### Problem details
Lay out the records from the start up to and including the line containing "Detect and localize" as a Markdown table with the columns "Row" and "Line". Number each line in order, skip blank lines, and leave the pictures out.

— Begin Data supplied —

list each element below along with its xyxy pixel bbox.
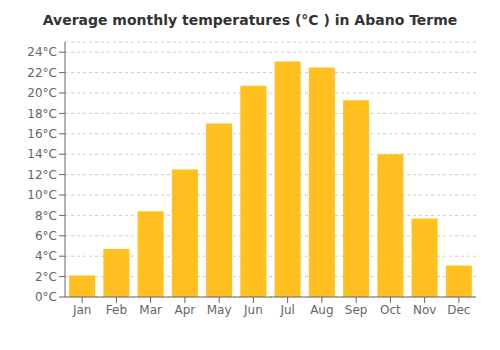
svg-text:6°C: 6°C xyxy=(35,229,57,243)
svg-text:14°C: 14°C xyxy=(27,147,57,161)
svg-text:8°C: 8°C xyxy=(35,209,57,223)
svg-text:12°C: 12°C xyxy=(27,168,57,182)
svg-text:Feb: Feb xyxy=(106,303,127,317)
svg-text:4°C: 4°C xyxy=(35,249,57,263)
svg-text:Jul: Jul xyxy=(279,303,294,317)
svg-text:Jun: Jun xyxy=(243,303,263,317)
svg-text:Mar: Mar xyxy=(139,303,162,317)
svg-text:22°C: 22°C xyxy=(27,66,57,80)
svg-text:Aug: Aug xyxy=(310,303,333,317)
svg-text:Jan: Jan xyxy=(72,303,92,317)
svg-text:Nov: Nov xyxy=(413,303,436,317)
svg-text:Oct: Oct xyxy=(380,303,401,317)
svg-text:20°C: 20°C xyxy=(27,86,57,100)
svg-text:Apr: Apr xyxy=(174,303,195,317)
svg-text:Dec: Dec xyxy=(447,303,470,317)
svg-text:10°C: 10°C xyxy=(27,188,57,202)
svg-text:Sep: Sep xyxy=(345,303,368,317)
svg-text:24°C: 24°C xyxy=(27,45,57,59)
svg-text:18°C: 18°C xyxy=(27,107,57,121)
svg-text:May: May xyxy=(207,303,232,317)
html-text:Average monthly temperatures (: Average monthly temperatures (°C ) in Ab… xyxy=(42,12,458,28)
svg-text:0°C: 0°C xyxy=(35,290,57,304)
svg-text:2°C: 2°C xyxy=(35,270,57,284)
svg-text:16°C: 16°C xyxy=(27,127,57,141)
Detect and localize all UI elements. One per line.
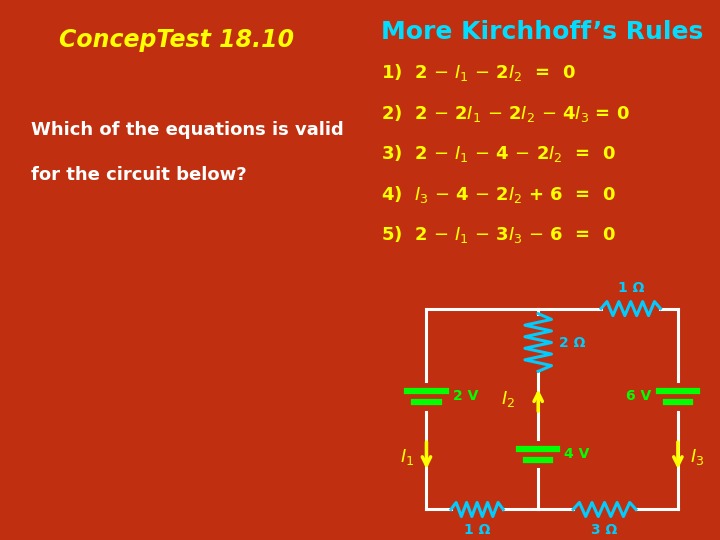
Text: 2 Ω: 2 Ω <box>559 335 585 349</box>
Text: Which of the equations is valid: Which of the equations is valid <box>31 120 343 139</box>
Text: 3)  2 $-$ $\it{I}_1$ $-$ 4 $-$ 2$\it{I}_2$  =  0: 3) 2 $-$ $\it{I}_1$ $-$ 4 $-$ 2$\it{I}_2… <box>381 144 616 164</box>
Text: ConcepTest 18.10: ConcepTest 18.10 <box>59 29 294 52</box>
Text: 6 V: 6 V <box>626 389 652 403</box>
Text: 2)  2 $-$ 2$\it{I}_1$ $-$ 2$\it{I}_2$ $-$ 4$\it{I}_3$ = 0: 2) 2 $-$ 2$\it{I}_1$ $-$ 2$\it{I}_2$ $-$… <box>381 103 630 124</box>
Text: 3 Ω: 3 Ω <box>591 523 618 537</box>
Text: More Kirchhoff’s Rules: More Kirchhoff’s Rules <box>381 21 703 44</box>
Text: 1 Ω: 1 Ω <box>464 523 490 537</box>
Text: $\it{I}_1$: $\it{I}_1$ <box>400 447 414 467</box>
Text: 4)  $\it{I}_3$ $-$ 4 $-$ 2$\it{I}_2$ + 6  =  0: 4) $\it{I}_3$ $-$ 4 $-$ 2$\it{I}_2$ + 6 … <box>381 184 616 205</box>
Text: 2 V: 2 V <box>453 389 478 403</box>
Text: 5)  2 $-$ $\it{I}_1$ $-$ 3$\it{I}_3$ $-$ 6  =  0: 5) 2 $-$ $\it{I}_1$ $-$ 3$\it{I}_3$ $-$ … <box>381 225 616 245</box>
Text: 1)  2 $-$ $\it{I}_1$ $-$ 2$\it{I}_2$  =  0: 1) 2 $-$ $\it{I}_1$ $-$ 2$\it{I}_2$ = 0 <box>381 63 576 83</box>
Text: 4 V: 4 V <box>564 447 590 461</box>
Text: $\it{I}_3$: $\it{I}_3$ <box>690 447 704 467</box>
Text: 1 Ω: 1 Ω <box>618 281 644 295</box>
Text: for the circuit below?: for the circuit below? <box>31 166 246 185</box>
Text: $\it{I}_2$: $\it{I}_2$ <box>502 389 516 409</box>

— End Data supplied —

### Finished answer
| Row | Line |
|---|---|
| 1 | list each element below along with its xyxy pixel bbox. |
| 2 | svg-text:6°C: 6°C xyxy=(35,229,57,243) |
| 3 | svg-text:14°C: 14°C xyxy=(27,147,57,161) |
| 4 | svg-text:8°C: 8°C xyxy=(35,209,57,223) |
| 5 | svg-text:12°C: 12°C xyxy=(27,168,57,182) |
| 6 | svg-text:Feb: Feb xyxy=(106,303,127,317) |
| 7 | svg-text:4°C: 4°C xyxy=(35,249,57,263) |
| 8 | svg-text:Jul: Jul xyxy=(279,303,294,317) |
| 9 | svg-text:Jun: Jun xyxy=(243,303,263,317) |
| 10 | svg-text:Mar: Mar xyxy=(139,303,162,317) |
| 11 | svg-text:22°C: 22°C xyxy=(27,66,57,80) |
| 12 | svg-text:Aug: Aug xyxy=(310,303,333,317) |
| 13 | svg-text:Jan: Jan xyxy=(72,303,92,317) |
| 14 | svg-text:Nov: Nov xyxy=(413,303,436,317) |
| 15 | svg-text:Oct: Oct xyxy=(380,303,401,317) |
| 16 | svg-text:20°C: 20°C xyxy=(27,86,57,100) |
| 17 | svg-text:Apr: Apr xyxy=(174,303,195,317) |
| 18 | svg-text:Dec: Dec xyxy=(447,303,470,317) |
| 19 | svg-text:10°C: 10°C xyxy=(27,188,57,202) |
| 20 | svg-text:Sep: Sep xyxy=(345,303,368,317) |
| 21 | svg-text:24°C: 24°C xyxy=(27,45,57,59) |
| 22 | svg-text:18°C: 18°C xyxy=(27,107,57,121) |
| 23 | svg-text:May: May xyxy=(207,303,232,317) |
| 24 | html-text:Average monthly temperatures (: Average monthly temperatures (°C ) in Ab… xyxy=(42,12,458,28) |
| 25 | svg-text:0°C: 0°C xyxy=(35,290,57,304) |
| 26 | svg-text:2°C: 2°C xyxy=(35,270,57,284) |
| 27 | svg-text:16°C: 16°C xyxy=(27,127,57,141) |
| 28 | Detect and localize all UI elements. One per line. |